Given records:

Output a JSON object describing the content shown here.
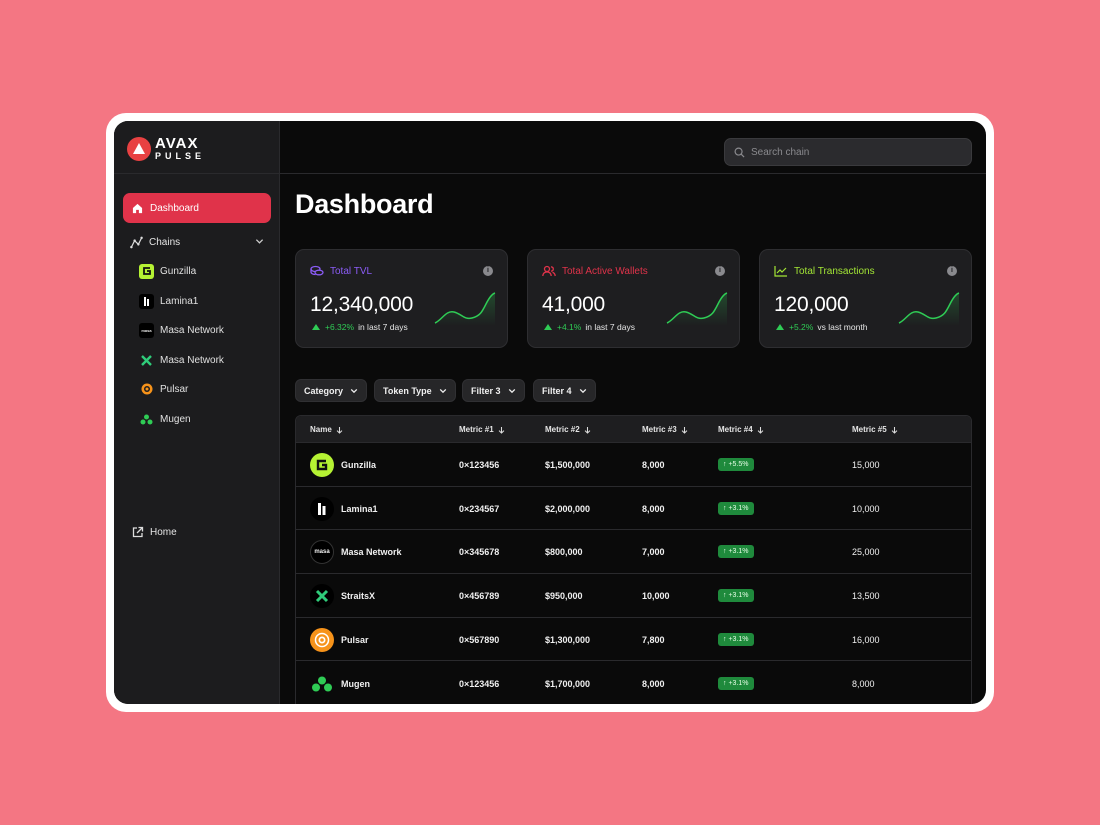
{
  "app": {
    "logo_line1": "AVAX",
    "logo_line2": "PULSE"
  },
  "search": {
    "placeholder": "Search chain"
  },
  "sidebar": {
    "dashboard_label": "Dashboard",
    "chains_label": "Chains",
    "chains": [
      {
        "label": "Gunzilla",
        "icon": "gunzilla-icon"
      },
      {
        "label": "Lamina1",
        "icon": "lamina1-icon"
      },
      {
        "label": "Masa Network",
        "icon": "masa-icon",
        "mark": "masa"
      },
      {
        "label": "Masa Network",
        "icon": "straitsx-icon"
      },
      {
        "label": "Pulsar",
        "icon": "pulsar-icon"
      },
      {
        "label": "Mugen",
        "icon": "mugen-icon"
      }
    ],
    "home_label": "Home"
  },
  "page": {
    "title": "Dashboard"
  },
  "cards": [
    {
      "title": "Total TVL",
      "value": "12,340,000",
      "delta": "+6.32%",
      "period": "in last 7 days",
      "color": "#8b5cf6",
      "icon": "coins-icon"
    },
    {
      "title": "Total Active Wallets",
      "value": "41,000",
      "delta": "+4.1%",
      "period": "in last 7 days",
      "color": "#e0334a",
      "icon": "users-icon"
    },
    {
      "title": "Total Transactions",
      "value": "120,000",
      "delta": "+5.2%",
      "period": "vs last month",
      "color": "#a3e635",
      "icon": "trend-icon"
    }
  ],
  "filters": [
    "Category",
    "Token Type",
    "Filter 3",
    "Filter 4"
  ],
  "table": {
    "columns": [
      "Name",
      "Metric #1",
      "Metric #2",
      "Metric #3",
      "Metric #4",
      "Metric #5"
    ],
    "rows": [
      {
        "name": "Gunzilla",
        "m1": "0×123456",
        "m2": "$1,500,000",
        "m3": "8,000",
        "m4": "+5.5%",
        "m5": "15,000",
        "icon": "gunzilla-icon"
      },
      {
        "name": "Lamina1",
        "m1": "0×234567",
        "m2": "$2,000,000",
        "m3": "8,000",
        "m4": "+3.1%",
        "m5": "10,000",
        "icon": "lamina1-icon"
      },
      {
        "name": "Masa Network",
        "m1": "0×345678",
        "m2": "$800,000",
        "m3": "7,000",
        "m4": "+3.1%",
        "m5": "25,000",
        "icon": "masa-icon",
        "mark": "masa"
      },
      {
        "name": "StraitsX",
        "m1": "0×456789",
        "m2": "$950,000",
        "m3": "10,000",
        "m4": "+3.1%",
        "m5": "13,500",
        "icon": "straitsx-icon"
      },
      {
        "name": "Pulsar",
        "m1": "0×567890",
        "m2": "$1,300,000",
        "m3": "7,800",
        "m4": "+3.1%",
        "m5": "16,000",
        "icon": "pulsar-icon"
      },
      {
        "name": "Mugen",
        "m1": "0×123456",
        "m2": "$1,700,000",
        "m3": "8,000",
        "m4": "+3.1%",
        "m5": "8,000",
        "icon": "mugen-icon"
      }
    ]
  }
}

Task brief: Quote the data above in full, leaving out the pictures it holds.

Response to the task:
Output a JSON object describing the content shown here.
{
  "app": {
    "logo_line1": "AVAX",
    "logo_line2": "PULSE"
  },
  "search": {
    "placeholder": "Search chain"
  },
  "sidebar": {
    "dashboard_label": "Dashboard",
    "chains_label": "Chains",
    "chains": [
      {
        "label": "Gunzilla",
        "icon": "gunzilla-icon"
      },
      {
        "label": "Lamina1",
        "icon": "lamina1-icon"
      },
      {
        "label": "Masa Network",
        "icon": "masa-icon",
        "mark": "masa"
      },
      {
        "label": "Masa Network",
        "icon": "straitsx-icon"
      },
      {
        "label": "Pulsar",
        "icon": "pulsar-icon"
      },
      {
        "label": "Mugen",
        "icon": "mugen-icon"
      }
    ],
    "home_label": "Home"
  },
  "page": {
    "title": "Dashboard"
  },
  "cards": [
    {
      "title": "Total TVL",
      "value": "12,340,000",
      "delta": "+6.32%",
      "period": "in last 7 days",
      "color": "#8b5cf6",
      "icon": "coins-icon"
    },
    {
      "title": "Total Active Wallets",
      "value": "41,000",
      "delta": "+4.1%",
      "period": "in last 7 days",
      "color": "#e0334a",
      "icon": "users-icon"
    },
    {
      "title": "Total Transactions",
      "value": "120,000",
      "delta": "+5.2%",
      "period": "vs last month",
      "color": "#a3e635",
      "icon": "trend-icon"
    }
  ],
  "filters": [
    "Category",
    "Token Type",
    "Filter 3",
    "Filter 4"
  ],
  "table": {
    "columns": [
      "Name",
      "Metric #1",
      "Metric #2",
      "Metric #3",
      "Metric #4",
      "Metric #5"
    ],
    "rows": [
      {
        "name": "Gunzilla",
        "m1": "0×123456",
        "m2": "$1,500,000",
        "m3": "8,000",
        "m4": "+5.5%",
        "m5": "15,000",
        "icon": "gunzilla-icon"
      },
      {
        "name": "Lamina1",
        "m1": "0×234567",
        "m2": "$2,000,000",
        "m3": "8,000",
        "m4": "+3.1%",
        "m5": "10,000",
        "icon": "lamina1-icon"
      },
      {
        "name": "Masa Network",
        "m1": "0×345678",
        "m2": "$800,000",
        "m3": "7,000",
        "m4": "+3.1%",
        "m5": "25,000",
        "icon": "masa-icon",
        "mark": "masa"
      },
      {
        "name": "StraitsX",
        "m1": "0×456789",
        "m2": "$950,000",
        "m3": "10,000",
        "m4": "+3.1%",
        "m5": "13,500",
        "icon": "straitsx-icon"
      },
      {
        "name": "Pulsar",
        "m1": "0×567890",
        "m2": "$1,300,000",
        "m3": "7,800",
        "m4": "+3.1%",
        "m5": "16,000",
        "icon": "pulsar-icon"
      },
      {
        "name": "Mugen",
        "m1": "0×123456",
        "m2": "$1,700,000",
        "m3": "8,000",
        "m4": "+3.1%",
        "m5": "8,000",
        "icon": "mugen-icon"
      }
    ]
  }
}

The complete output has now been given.